***** Supplied data *****

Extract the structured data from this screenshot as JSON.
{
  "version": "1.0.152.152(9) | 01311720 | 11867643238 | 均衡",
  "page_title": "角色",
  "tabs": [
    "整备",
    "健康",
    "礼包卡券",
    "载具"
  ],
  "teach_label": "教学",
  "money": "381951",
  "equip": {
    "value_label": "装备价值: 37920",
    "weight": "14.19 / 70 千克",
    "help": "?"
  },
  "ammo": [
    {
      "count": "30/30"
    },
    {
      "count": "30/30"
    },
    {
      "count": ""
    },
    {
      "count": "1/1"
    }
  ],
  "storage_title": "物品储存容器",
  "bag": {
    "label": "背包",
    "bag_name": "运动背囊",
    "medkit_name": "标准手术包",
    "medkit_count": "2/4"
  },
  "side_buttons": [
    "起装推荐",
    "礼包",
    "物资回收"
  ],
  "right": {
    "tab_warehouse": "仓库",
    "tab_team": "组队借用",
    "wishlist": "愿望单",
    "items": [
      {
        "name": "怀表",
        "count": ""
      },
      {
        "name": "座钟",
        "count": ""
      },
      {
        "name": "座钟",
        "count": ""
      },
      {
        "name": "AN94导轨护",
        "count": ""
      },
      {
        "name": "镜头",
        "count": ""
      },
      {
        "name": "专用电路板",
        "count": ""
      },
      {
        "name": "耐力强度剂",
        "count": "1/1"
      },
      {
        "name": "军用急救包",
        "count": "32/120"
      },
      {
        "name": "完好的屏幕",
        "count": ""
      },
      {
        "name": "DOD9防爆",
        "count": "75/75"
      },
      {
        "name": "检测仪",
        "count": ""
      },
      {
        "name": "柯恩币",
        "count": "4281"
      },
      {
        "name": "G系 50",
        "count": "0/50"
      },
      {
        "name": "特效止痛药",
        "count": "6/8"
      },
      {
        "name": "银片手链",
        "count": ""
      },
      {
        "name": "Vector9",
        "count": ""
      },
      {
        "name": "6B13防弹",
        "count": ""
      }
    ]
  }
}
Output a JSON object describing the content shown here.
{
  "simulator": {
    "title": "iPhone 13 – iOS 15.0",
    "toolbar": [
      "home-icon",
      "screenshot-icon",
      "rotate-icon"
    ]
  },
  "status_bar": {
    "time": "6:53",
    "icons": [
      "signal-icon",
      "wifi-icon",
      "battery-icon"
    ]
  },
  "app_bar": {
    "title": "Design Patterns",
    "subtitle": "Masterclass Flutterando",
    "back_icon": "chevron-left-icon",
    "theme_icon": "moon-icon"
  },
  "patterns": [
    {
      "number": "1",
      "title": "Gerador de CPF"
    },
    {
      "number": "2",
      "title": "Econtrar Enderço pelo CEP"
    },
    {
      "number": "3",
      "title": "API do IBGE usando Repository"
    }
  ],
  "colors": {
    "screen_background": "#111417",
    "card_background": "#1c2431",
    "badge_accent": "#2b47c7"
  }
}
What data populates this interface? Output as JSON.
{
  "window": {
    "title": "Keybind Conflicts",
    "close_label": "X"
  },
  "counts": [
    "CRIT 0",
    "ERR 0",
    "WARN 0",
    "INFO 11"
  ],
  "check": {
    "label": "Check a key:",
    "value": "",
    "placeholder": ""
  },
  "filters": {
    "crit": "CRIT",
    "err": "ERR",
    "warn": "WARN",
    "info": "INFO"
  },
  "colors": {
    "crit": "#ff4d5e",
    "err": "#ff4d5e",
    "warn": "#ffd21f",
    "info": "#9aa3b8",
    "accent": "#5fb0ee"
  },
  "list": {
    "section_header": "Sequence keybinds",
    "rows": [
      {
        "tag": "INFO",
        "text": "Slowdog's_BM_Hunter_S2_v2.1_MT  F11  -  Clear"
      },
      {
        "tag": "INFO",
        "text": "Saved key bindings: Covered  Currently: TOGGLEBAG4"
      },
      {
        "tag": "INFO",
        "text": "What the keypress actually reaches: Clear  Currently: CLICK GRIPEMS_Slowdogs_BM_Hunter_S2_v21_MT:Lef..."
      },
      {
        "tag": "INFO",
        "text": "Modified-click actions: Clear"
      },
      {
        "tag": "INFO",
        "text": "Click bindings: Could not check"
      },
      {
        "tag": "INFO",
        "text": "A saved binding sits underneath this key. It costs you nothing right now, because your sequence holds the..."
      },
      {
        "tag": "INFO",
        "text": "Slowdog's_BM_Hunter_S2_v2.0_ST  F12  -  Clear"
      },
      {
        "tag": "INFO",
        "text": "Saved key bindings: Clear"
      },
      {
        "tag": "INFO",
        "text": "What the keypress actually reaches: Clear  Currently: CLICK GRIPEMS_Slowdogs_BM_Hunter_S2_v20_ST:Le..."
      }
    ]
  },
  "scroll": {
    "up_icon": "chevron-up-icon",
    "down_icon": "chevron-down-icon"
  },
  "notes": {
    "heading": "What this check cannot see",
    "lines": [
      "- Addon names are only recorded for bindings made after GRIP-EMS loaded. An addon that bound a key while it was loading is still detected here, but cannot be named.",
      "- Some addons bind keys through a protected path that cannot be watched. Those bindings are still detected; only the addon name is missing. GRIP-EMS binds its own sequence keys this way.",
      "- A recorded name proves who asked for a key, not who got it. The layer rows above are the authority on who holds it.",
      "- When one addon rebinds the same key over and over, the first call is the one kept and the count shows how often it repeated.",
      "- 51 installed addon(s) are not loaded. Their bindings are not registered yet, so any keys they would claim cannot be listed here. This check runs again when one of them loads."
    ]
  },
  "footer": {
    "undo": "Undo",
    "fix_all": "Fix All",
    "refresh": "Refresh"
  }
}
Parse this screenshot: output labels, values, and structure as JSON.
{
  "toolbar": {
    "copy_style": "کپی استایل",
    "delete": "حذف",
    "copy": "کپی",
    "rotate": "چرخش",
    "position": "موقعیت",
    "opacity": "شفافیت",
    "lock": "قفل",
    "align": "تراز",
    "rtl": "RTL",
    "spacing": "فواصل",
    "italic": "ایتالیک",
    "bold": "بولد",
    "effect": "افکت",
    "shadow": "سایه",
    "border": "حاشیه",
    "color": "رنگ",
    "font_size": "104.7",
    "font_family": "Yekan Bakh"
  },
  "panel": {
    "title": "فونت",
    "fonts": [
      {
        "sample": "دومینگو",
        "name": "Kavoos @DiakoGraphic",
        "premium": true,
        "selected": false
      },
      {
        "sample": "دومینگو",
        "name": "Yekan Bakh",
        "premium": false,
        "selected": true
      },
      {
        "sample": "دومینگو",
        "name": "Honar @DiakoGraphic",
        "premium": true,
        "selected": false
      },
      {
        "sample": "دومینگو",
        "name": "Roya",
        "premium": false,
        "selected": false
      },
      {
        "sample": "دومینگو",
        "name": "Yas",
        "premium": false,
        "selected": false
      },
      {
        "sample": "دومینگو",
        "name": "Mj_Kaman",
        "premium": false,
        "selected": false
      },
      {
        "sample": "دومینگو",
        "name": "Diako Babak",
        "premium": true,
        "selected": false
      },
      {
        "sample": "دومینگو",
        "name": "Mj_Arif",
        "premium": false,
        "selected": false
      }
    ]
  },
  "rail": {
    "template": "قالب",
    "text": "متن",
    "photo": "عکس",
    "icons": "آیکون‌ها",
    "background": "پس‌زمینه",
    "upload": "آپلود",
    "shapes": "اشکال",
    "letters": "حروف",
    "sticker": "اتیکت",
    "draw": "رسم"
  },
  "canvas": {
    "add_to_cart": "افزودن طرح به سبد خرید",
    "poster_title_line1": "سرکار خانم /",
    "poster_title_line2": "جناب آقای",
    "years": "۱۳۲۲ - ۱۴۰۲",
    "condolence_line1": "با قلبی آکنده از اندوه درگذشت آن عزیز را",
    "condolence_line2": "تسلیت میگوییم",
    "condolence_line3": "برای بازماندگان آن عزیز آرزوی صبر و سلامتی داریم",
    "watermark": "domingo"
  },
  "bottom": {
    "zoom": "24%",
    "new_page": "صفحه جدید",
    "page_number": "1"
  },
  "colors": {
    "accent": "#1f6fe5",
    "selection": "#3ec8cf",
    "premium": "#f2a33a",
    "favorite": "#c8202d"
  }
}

*****

» The exercise
Tally the lines of the data that contain the string "chevron" and report the total alone.

» Full solution
3